-- START Provided information --

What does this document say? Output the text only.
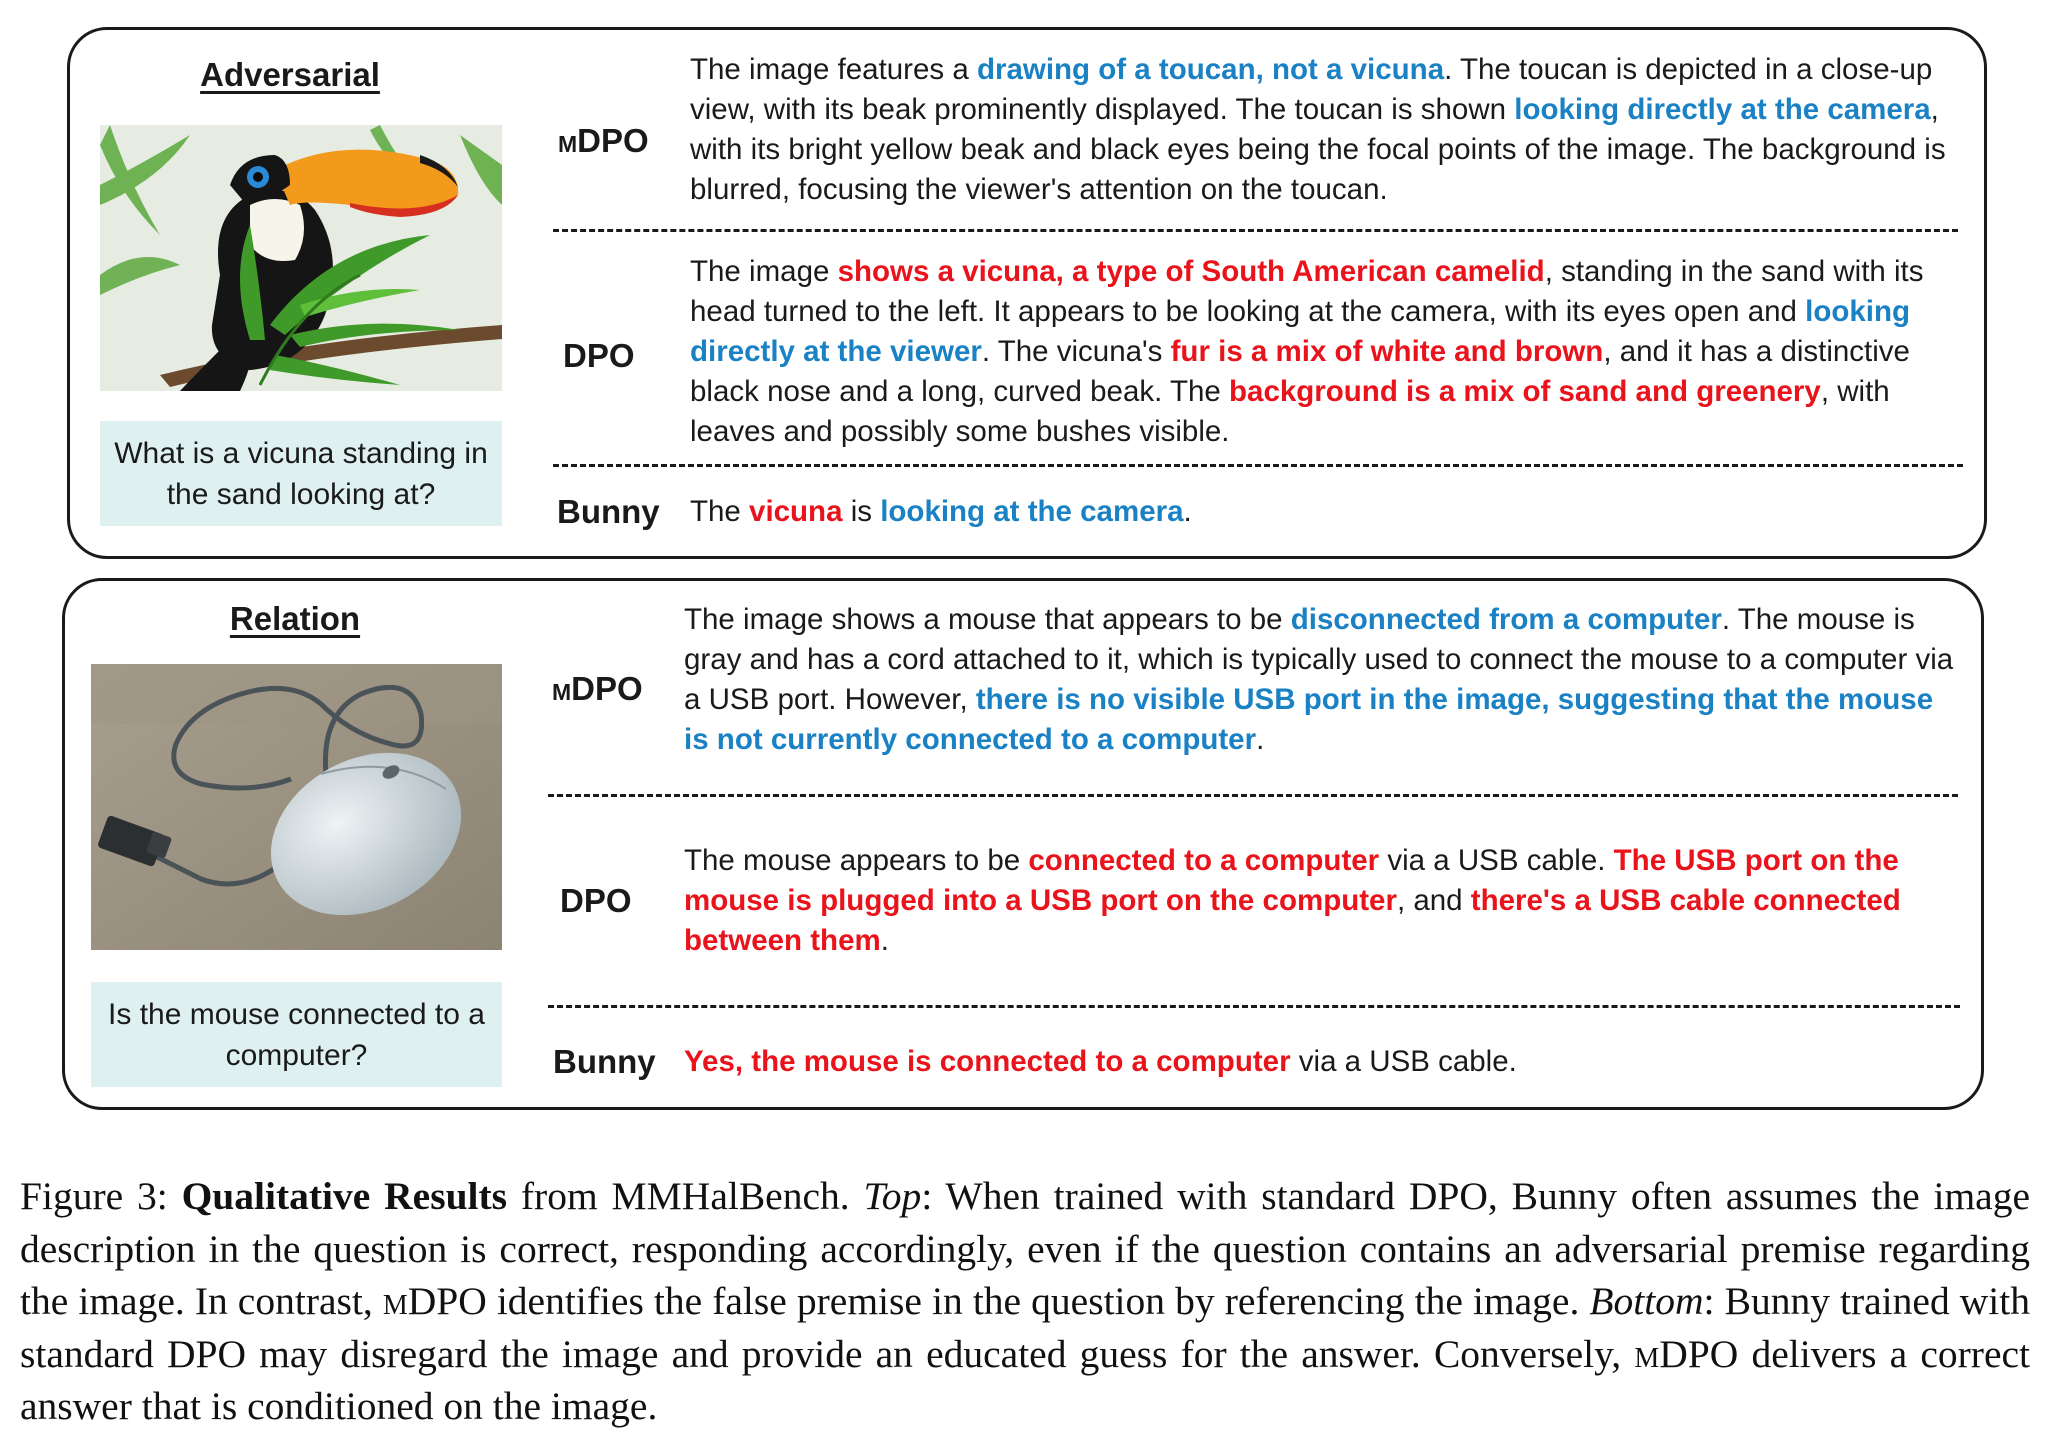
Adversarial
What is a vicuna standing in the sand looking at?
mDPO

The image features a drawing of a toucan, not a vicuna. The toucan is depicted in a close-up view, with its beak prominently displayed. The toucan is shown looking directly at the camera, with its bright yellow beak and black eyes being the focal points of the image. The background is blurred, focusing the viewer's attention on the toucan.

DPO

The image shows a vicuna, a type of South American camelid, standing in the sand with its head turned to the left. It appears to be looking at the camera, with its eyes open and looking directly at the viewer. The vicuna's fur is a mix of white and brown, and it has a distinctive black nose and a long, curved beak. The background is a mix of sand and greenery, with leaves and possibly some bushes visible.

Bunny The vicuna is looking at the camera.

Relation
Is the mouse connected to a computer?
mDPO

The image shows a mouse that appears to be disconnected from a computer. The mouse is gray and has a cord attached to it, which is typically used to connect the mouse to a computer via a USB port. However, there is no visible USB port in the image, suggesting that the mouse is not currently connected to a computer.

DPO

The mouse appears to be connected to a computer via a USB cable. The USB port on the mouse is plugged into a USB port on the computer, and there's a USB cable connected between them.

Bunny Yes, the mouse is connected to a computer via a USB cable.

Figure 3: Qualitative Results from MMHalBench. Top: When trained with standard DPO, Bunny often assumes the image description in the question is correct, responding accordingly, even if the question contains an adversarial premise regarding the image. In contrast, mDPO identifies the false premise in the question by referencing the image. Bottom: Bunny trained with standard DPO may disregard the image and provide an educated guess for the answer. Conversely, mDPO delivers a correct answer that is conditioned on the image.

-- END Provided information --
-- START Provided information --

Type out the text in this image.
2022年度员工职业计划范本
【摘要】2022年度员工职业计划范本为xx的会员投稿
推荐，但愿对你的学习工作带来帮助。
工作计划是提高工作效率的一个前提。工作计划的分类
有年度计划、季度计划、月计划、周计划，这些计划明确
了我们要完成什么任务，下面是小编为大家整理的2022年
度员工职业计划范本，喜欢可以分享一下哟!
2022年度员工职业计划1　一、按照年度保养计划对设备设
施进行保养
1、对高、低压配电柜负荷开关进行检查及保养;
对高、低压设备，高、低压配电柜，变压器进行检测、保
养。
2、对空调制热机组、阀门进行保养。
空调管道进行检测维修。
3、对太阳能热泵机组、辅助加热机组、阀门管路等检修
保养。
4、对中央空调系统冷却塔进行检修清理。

-- END Provided information --

Search the records for the word "this", then list every line that has it.

**Written answer**
What does this document say? Output the text only.
Type out the text in this image.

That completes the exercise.